RECORD EXCERPTS >>
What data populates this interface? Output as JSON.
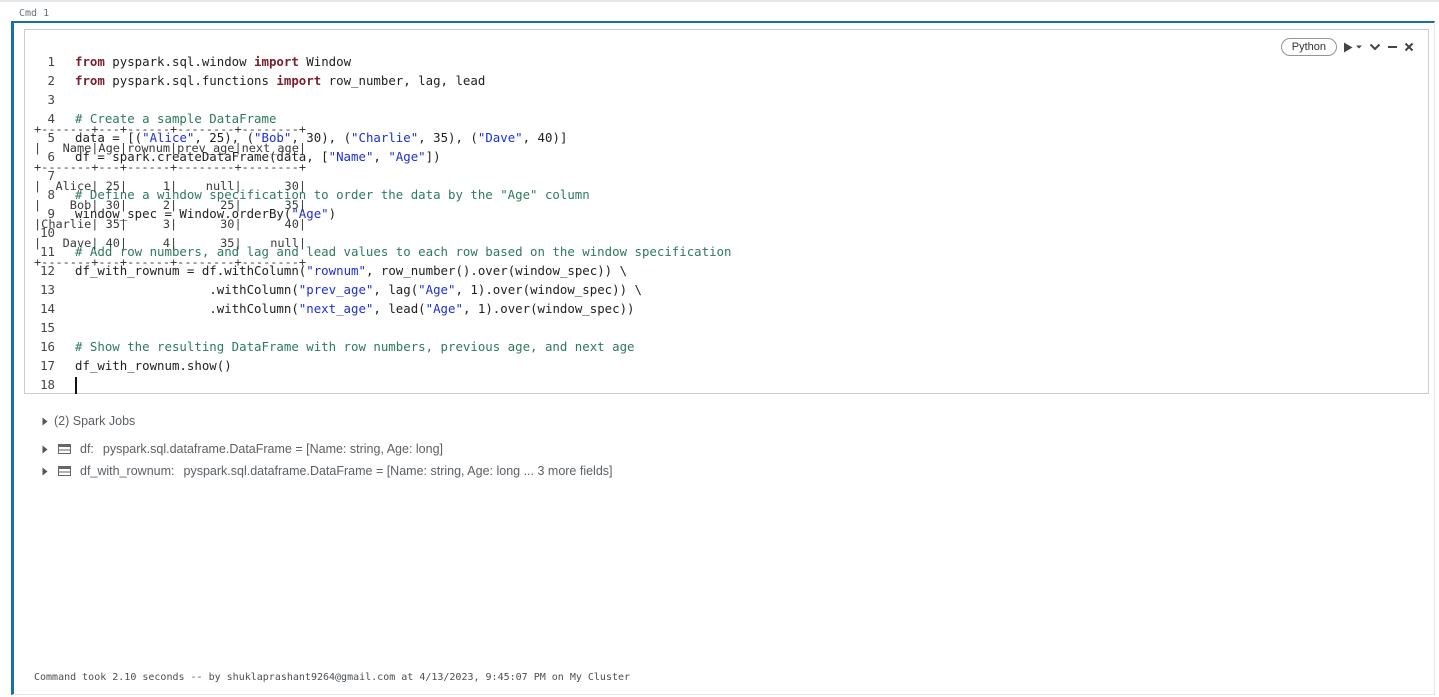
{
  "cell": {
    "label": "Cmd 1",
    "language": "Python",
    "code_lines": [
      "1",
      "2",
      "3",
      "4",
      "5",
      "6",
      "7",
      "8",
      "9",
      "10",
      "11",
      "12",
      "13",
      "14",
      "15",
      "16",
      "17",
      "18"
    ]
  },
  "output": {
    "jobs": "(2) Spark Jobs",
    "schemas": [
      {
        "name": "df:",
        "type": "pyspark.sql.dataframe.DataFrame = [Name: string, Age: long]"
      },
      {
        "name": "df_with_rownum:",
        "type": "pyspark.sql.dataframe.DataFrame = [Name: string, Age: long ... 3 more fields]"
      }
    ],
    "table": {
      "columns": [
        "Name",
        "Age",
        "rownum",
        "prev_age",
        "next_age"
      ],
      "rows": [
        [
          "Alice",
          "25",
          "1",
          "null",
          "30"
        ],
        [
          "Bob",
          "30",
          "2",
          "25",
          "35"
        ],
        [
          "Charlie",
          "35",
          "3",
          "30",
          "40"
        ],
        [
          "Dave",
          "40",
          "4",
          "35",
          "null"
        ]
      ]
    },
    "status": "Command took 2.10 seconds -- by shuklaprashant9264@gmail.com at 4/13/2023, 9:45:07 PM on My Cluster"
  },
  "colors": {
    "accent": "#1b6fa8",
    "keyword": "#7a1f2d",
    "string": "#1c2fd6",
    "comment": "#2f7a5b"
  },
  "icons": [
    "play-icon",
    "dropdown-icon",
    "collapse-icon",
    "minimize-icon",
    "close-icon",
    "expand-triangle-icon",
    "table-icon"
  ]
}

EXERCISE DESCRIPTION >> Restate the full listing verbatim and drop every picture.

FINAL ANSWER >>
What data populates this interface? Output as JSON.
{
  "cell": {
    "label": "Cmd 1",
    "language": "Python",
    "code_lines": [
      "1",
      "2",
      "3",
      "4",
      "5",
      "6",
      "7",
      "8",
      "9",
      "10",
      "11",
      "12",
      "13",
      "14",
      "15",
      "16",
      "17",
      "18"
    ]
  },
  "output": {
    "jobs": "(2) Spark Jobs",
    "schemas": [
      {
        "name": "df:",
        "type": "pyspark.sql.dataframe.DataFrame = [Name: string, Age: long]"
      },
      {
        "name": "df_with_rownum:",
        "type": "pyspark.sql.dataframe.DataFrame = [Name: string, Age: long ... 3 more fields]"
      }
    ],
    "table": {
      "columns": [
        "Name",
        "Age",
        "rownum",
        "prev_age",
        "next_age"
      ],
      "rows": [
        [
          "Alice",
          "25",
          "1",
          "null",
          "30"
        ],
        [
          "Bob",
          "30",
          "2",
          "25",
          "35"
        ],
        [
          "Charlie",
          "35",
          "3",
          "30",
          "40"
        ],
        [
          "Dave",
          "40",
          "4",
          "35",
          "null"
        ]
      ]
    },
    "status": "Command took 2.10 seconds -- by shuklaprashant9264@gmail.com at 4/13/2023, 9:45:07 PM on My Cluster"
  },
  "colors": {
    "accent": "#1b6fa8",
    "keyword": "#7a1f2d",
    "string": "#1c2fd6",
    "comment": "#2f7a5b"
  },
  "icons": [
    "play-icon",
    "dropdown-icon",
    "collapse-icon",
    "minimize-icon",
    "close-icon",
    "expand-triangle-icon",
    "table-icon"
  ]
}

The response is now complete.